• [Brief]: Pull out every line of the listing below where "text" appears.
* start Data for the task *
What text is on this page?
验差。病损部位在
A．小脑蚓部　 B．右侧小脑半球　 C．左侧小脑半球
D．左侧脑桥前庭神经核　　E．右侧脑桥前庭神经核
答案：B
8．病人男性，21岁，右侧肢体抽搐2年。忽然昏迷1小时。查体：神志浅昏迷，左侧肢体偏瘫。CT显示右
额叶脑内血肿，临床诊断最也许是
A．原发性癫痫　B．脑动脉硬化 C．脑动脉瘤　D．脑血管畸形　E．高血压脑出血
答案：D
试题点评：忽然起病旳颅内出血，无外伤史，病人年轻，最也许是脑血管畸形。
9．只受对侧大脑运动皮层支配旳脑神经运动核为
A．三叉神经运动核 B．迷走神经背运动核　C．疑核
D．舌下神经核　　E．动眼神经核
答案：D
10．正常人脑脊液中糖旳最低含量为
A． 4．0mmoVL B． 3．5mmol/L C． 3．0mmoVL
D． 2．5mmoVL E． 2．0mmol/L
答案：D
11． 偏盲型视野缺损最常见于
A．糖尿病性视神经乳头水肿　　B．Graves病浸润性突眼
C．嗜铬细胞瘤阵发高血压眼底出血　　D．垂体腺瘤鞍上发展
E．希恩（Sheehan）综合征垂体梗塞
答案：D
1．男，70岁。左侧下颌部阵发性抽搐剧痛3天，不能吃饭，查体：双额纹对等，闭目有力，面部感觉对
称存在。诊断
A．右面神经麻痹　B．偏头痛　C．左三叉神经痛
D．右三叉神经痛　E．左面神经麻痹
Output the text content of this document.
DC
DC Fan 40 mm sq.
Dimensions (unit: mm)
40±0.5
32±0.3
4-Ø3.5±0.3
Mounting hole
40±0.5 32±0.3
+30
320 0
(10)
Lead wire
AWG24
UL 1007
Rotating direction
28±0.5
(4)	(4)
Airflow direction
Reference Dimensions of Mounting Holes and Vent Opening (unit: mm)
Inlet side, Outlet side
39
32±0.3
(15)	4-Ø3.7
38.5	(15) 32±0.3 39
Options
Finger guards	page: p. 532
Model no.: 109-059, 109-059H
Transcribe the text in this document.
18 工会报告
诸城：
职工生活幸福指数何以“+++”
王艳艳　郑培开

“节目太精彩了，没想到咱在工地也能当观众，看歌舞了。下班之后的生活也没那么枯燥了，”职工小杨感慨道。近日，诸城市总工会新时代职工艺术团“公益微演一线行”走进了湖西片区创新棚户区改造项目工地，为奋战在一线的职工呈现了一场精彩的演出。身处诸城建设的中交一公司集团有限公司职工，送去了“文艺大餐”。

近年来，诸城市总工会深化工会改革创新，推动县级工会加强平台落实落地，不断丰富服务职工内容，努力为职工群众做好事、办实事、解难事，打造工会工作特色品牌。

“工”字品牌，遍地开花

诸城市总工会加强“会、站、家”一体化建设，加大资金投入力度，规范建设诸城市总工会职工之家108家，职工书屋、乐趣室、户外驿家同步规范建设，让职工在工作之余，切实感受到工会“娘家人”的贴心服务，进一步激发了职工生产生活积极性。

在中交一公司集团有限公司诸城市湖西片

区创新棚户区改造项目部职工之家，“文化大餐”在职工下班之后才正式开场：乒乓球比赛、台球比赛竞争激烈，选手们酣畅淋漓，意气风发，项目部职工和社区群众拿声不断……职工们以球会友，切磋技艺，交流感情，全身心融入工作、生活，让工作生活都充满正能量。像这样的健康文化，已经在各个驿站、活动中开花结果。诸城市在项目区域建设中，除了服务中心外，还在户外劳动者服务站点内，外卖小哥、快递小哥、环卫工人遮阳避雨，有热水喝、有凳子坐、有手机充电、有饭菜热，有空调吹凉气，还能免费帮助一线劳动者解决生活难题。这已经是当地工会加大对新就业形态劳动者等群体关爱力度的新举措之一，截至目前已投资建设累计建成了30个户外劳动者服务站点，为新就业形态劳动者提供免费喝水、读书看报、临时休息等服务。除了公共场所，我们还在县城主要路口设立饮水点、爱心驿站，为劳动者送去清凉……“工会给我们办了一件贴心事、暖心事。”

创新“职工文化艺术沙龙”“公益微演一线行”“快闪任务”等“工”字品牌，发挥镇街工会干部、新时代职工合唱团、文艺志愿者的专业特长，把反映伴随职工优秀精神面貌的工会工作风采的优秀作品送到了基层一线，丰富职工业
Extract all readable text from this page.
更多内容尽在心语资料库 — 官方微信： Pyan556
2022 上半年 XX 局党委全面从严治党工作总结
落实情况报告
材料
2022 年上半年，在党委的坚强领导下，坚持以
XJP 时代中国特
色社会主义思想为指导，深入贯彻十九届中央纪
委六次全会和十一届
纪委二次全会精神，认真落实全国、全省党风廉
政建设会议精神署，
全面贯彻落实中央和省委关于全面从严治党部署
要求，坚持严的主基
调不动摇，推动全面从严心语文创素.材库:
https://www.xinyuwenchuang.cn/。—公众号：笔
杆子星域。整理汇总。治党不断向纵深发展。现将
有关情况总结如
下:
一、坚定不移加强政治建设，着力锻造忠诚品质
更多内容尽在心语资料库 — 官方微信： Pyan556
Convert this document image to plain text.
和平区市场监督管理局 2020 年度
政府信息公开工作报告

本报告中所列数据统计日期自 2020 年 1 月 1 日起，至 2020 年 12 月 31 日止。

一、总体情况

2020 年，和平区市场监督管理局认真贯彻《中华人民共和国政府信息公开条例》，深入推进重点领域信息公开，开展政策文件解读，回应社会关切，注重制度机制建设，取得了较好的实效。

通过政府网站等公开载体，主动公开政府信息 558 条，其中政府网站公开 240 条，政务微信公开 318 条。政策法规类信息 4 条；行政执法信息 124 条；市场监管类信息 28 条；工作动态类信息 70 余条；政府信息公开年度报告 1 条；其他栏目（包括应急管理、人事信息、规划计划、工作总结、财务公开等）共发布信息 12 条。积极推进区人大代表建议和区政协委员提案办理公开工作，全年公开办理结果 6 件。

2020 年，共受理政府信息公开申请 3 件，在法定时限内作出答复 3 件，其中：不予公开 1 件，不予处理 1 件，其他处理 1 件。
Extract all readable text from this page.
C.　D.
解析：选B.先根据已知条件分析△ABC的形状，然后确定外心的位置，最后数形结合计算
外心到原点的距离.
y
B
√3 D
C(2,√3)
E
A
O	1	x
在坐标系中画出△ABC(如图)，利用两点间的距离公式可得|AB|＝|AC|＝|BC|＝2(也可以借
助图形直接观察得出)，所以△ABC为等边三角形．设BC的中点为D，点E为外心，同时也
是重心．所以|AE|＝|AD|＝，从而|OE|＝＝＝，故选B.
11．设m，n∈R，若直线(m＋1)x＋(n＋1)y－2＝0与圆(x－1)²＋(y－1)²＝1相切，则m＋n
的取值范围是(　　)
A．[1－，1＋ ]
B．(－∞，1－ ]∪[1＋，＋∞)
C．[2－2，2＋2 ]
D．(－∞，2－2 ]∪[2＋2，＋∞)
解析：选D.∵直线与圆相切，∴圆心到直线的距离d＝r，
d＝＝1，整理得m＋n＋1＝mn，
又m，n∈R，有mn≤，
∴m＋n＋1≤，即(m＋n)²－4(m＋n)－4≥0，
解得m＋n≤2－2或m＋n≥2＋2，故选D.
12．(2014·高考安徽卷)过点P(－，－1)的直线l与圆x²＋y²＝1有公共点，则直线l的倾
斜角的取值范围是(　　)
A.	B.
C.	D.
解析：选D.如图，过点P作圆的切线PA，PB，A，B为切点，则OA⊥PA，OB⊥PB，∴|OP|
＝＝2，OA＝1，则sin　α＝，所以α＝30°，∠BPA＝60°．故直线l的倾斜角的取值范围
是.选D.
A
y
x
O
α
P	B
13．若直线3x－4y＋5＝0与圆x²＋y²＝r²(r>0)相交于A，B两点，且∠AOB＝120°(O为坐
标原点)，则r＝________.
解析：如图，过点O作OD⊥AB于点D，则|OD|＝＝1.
* end Data for the task *
• [The completed task]:
What text is on this page?
Output the text content of this document.
Transcribe the text in this document.
Extract all readable text from this page.
Convert this document image to plain text.
Extract all readable text from this page.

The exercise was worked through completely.